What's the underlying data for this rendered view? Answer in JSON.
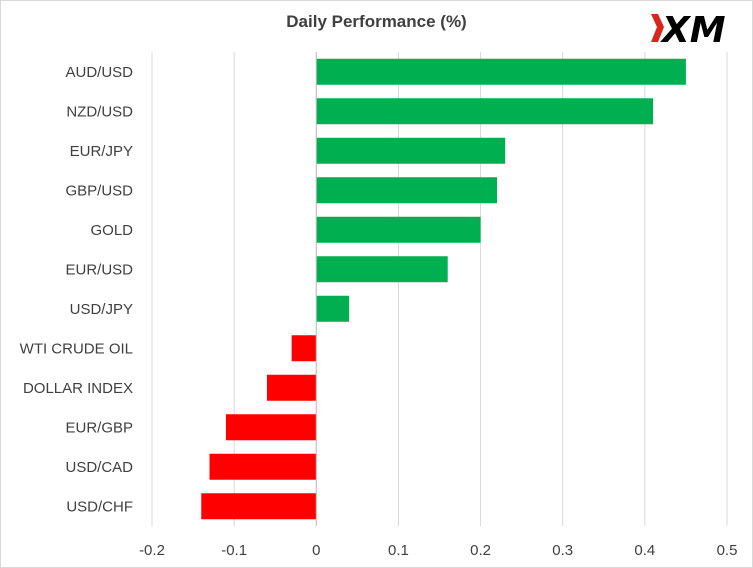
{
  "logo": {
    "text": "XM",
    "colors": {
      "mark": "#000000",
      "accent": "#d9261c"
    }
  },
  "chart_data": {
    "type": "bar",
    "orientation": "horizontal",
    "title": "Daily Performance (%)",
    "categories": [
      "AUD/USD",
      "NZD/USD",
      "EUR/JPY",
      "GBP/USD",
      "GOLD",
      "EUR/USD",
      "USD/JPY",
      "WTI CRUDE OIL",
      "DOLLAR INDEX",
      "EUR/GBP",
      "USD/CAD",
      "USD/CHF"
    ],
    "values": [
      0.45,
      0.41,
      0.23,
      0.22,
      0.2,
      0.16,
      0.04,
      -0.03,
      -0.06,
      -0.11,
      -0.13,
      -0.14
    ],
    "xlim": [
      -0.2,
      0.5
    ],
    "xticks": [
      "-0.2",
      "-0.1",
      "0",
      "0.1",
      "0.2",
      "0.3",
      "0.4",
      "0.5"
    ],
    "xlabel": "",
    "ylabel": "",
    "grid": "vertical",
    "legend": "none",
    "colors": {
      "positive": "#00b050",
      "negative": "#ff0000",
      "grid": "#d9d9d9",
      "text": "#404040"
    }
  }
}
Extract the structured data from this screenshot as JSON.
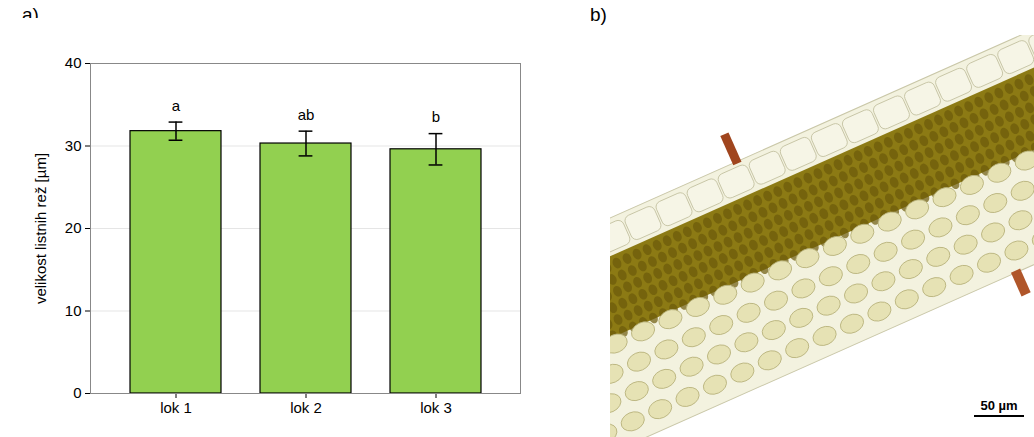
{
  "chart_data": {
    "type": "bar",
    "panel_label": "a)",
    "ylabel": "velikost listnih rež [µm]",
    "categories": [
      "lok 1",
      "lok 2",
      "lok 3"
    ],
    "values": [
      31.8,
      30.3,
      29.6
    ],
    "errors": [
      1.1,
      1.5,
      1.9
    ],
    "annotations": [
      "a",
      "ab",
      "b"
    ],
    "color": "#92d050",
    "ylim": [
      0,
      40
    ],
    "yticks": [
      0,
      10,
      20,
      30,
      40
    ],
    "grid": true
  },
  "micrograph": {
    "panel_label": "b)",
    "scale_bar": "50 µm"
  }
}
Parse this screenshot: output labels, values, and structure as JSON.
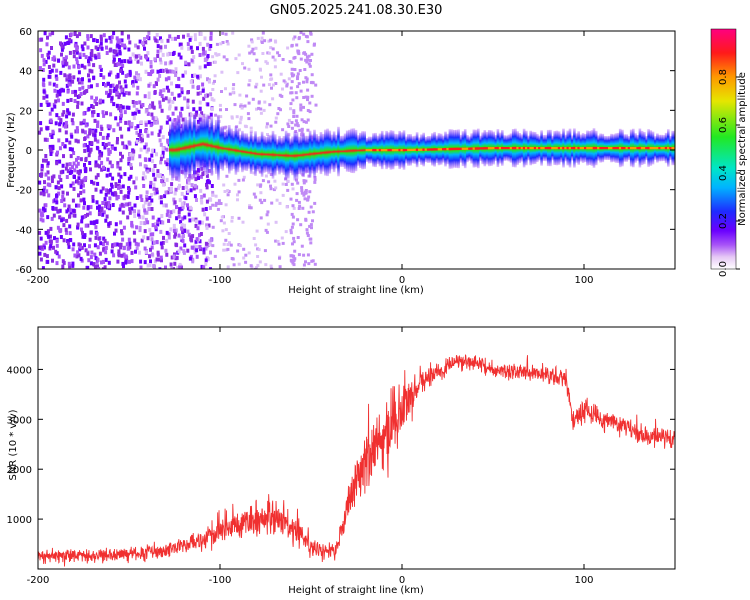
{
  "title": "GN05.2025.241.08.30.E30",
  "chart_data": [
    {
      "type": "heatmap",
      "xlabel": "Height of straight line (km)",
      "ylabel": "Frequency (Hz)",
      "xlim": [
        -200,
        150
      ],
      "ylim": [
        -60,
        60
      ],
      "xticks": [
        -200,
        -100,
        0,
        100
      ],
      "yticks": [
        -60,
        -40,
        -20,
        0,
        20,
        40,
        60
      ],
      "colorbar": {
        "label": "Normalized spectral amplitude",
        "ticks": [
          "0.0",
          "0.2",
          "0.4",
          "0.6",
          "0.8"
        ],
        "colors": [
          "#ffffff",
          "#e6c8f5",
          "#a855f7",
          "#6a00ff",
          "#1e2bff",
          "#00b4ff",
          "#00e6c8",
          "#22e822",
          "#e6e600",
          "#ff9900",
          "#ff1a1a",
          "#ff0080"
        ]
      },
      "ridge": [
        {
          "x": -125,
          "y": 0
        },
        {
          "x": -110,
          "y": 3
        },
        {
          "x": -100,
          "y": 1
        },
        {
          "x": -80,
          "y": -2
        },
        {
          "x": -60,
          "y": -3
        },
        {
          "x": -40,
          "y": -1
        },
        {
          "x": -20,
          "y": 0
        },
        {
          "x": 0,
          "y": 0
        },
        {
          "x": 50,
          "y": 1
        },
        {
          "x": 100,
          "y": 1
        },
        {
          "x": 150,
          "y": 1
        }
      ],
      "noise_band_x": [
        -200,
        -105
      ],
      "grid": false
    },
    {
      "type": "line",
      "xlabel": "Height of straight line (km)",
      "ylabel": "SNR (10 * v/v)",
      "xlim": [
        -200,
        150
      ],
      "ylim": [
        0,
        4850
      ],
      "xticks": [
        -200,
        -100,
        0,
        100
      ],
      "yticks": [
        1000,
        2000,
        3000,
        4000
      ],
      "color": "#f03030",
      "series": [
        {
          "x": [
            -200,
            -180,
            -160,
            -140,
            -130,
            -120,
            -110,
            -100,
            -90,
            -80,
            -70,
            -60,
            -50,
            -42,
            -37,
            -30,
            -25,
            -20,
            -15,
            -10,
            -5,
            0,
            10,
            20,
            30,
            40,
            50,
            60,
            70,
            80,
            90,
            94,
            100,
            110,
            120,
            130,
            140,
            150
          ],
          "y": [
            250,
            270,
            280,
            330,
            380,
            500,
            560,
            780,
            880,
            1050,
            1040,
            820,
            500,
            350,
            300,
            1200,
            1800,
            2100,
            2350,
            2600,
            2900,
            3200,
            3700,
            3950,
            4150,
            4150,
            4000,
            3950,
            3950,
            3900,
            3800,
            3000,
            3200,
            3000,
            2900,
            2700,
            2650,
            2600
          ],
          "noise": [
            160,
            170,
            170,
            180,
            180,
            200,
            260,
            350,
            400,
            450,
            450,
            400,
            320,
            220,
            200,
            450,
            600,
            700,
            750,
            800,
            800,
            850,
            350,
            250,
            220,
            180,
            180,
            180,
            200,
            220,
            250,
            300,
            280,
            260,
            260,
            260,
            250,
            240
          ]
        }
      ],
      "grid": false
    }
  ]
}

Instructions to follow:
Please transcribe the material above exactly as written. Leave the pictures out.

Exercise output:
What's the underlying data for this rendered view? Answer in JSON.
{
  "logo": {
    "text": "XM",
    "colors": {
      "mark": "#000000",
      "accent": "#d9261c"
    }
  },
  "chart_data": {
    "type": "bar",
    "orientation": "horizontal",
    "title": "Daily Performance (%)",
    "categories": [
      "AUD/USD",
      "NZD/USD",
      "EUR/JPY",
      "GBP/USD",
      "GOLD",
      "EUR/USD",
      "USD/JPY",
      "WTI CRUDE OIL",
      "DOLLAR INDEX",
      "EUR/GBP",
      "USD/CAD",
      "USD/CHF"
    ],
    "values": [
      0.45,
      0.41,
      0.23,
      0.22,
      0.2,
      0.16,
      0.04,
      -0.03,
      -0.06,
      -0.11,
      -0.13,
      -0.14
    ],
    "xlim": [
      -0.2,
      0.5
    ],
    "xticks": [
      "-0.2",
      "-0.1",
      "0",
      "0.1",
      "0.2",
      "0.3",
      "0.4",
      "0.5"
    ],
    "xlabel": "",
    "ylabel": "",
    "grid": "vertical",
    "legend": "none",
    "colors": {
      "positive": "#00b050",
      "negative": "#ff0000",
      "grid": "#d9d9d9",
      "text": "#404040"
    }
  }
}
Extract the structured data from this screenshot as JSON.
{
  "chart_data": {
    "type": "bar",
    "panel_label": "a)",
    "ylabel": "velikost listnih rež [µm]",
    "categories": [
      "lok 1",
      "lok 2",
      "lok 3"
    ],
    "values": [
      31.8,
      30.3,
      29.6
    ],
    "errors": [
      1.1,
      1.5,
      1.9
    ],
    "annotations": [
      "a",
      "ab",
      "b"
    ],
    "color": "#92d050",
    "ylim": [
      0,
      40
    ],
    "yticks": [
      0,
      10,
      20,
      30,
      40
    ],
    "grid": true
  },
  "micrograph": {
    "panel_label": "b)",
    "scale_bar": "50 µm"
  }
}
Parse this screenshot: output labels, values, and structure as JSON.
{
  "title": "GN05.2025.241.08.30.E30",
  "chart_data": [
    {
      "type": "heatmap",
      "xlabel": "Height of straight line (km)",
      "ylabel": "Frequency (Hz)",
      "xlim": [
        -200,
        150
      ],
      "ylim": [
        -60,
        60
      ],
      "xticks": [
        -200,
        -100,
        0,
        100
      ],
      "yticks": [
        -60,
        -40,
        -20,
        0,
        20,
        40,
        60
      ],
      "colorbar": {
        "label": "Normalized spectral amplitude",
        "ticks": [
          "0.0",
          "0.2",
          "0.4",
          "0.6",
          "0.8"
        ],
        "colors": [
          "#ffffff",
          "#e6c8f5",
          "#a855f7",
          "#6a00ff",
          "#1e2bff",
          "#00b4ff",
          "#00e6c8",
          "#22e822",
          "#e6e600",
          "#ff9900",
          "#ff1a1a",
          "#ff0080"
        ]
      },
      "ridge": [
        {
          "x": -125,
          "y": 0
        },
        {
          "x": -110,
          "y": 3
        },
        {
          "x": -100,
          "y": 1
        },
        {
          "x": -80,
          "y": -2
        },
        {
          "x": -60,
          "y": -3
        },
        {
          "x": -40,
          "y": -1
        },
        {
          "x": -20,
          "y": 0
        },
        {
          "x": 0,
          "y": 0
        },
        {
          "x": 50,
          "y": 1
        },
        {
          "x": 100,
          "y": 1
        },
        {
          "x": 150,
          "y": 1
        }
      ],
      "noise_band_x": [
        -200,
        -105
      ],
      "grid": false
    },
    {
      "type": "line",
      "xlabel": "Height of straight line (km)",
      "ylabel": "SNR (10 * v/v)",
      "xlim": [
        -200,
        150
      ],
      "ylim": [
        0,
        4850
      ],
      "xticks": [
        -200,
        -100,
        0,
        100
      ],
      "yticks": [
        1000,
        2000,
        3000,
        4000
      ],
      "color": "#f03030",
      "series": [
        {
          "x": [
            -200,
            -180,
            -160,
            -140,
            -130,
            -120,
            -110,
            -100,
            -90,
            -80,
            -70,
            -60,
            -50,
            -42,
            -37,
            -30,
            -25,
            -20,
            -15,
            -10,
            -5,
            0,
            10,
            20,
            30,
            40,
            50,
            60,
            70,
            80,
            90,
            94,
            100,
            110,
            120,
            130,
            140,
            150
          ],
          "y": [
            250,
            270,
            280,
            330,
            380,
            500,
            560,
            780,
            880,
            1050,
            1040,
            820,
            500,
            350,
            300,
            1200,
            1800,
            2100,
            2350,
            2600,
            2900,
            3200,
            3700,
            3950,
            4150,
            4150,
            4000,
            3950,
            3950,
            3900,
            3800,
            3000,
            3200,
            3000,
            2900,
            2700,
            2650,
            2600
          ],
          "noise": [
            160,
            170,
            170,
            180,
            180,
            200,
            260,
            350,
            400,
            450,
            450,
            400,
            320,
            220,
            200,
            450,
            600,
            700,
            750,
            800,
            800,
            850,
            350,
            250,
            220,
            180,
            180,
            180,
            200,
            220,
            250,
            300,
            280,
            260,
            260,
            260,
            250,
            240
          ]
        }
      ],
      "grid": false
    }
  ]
}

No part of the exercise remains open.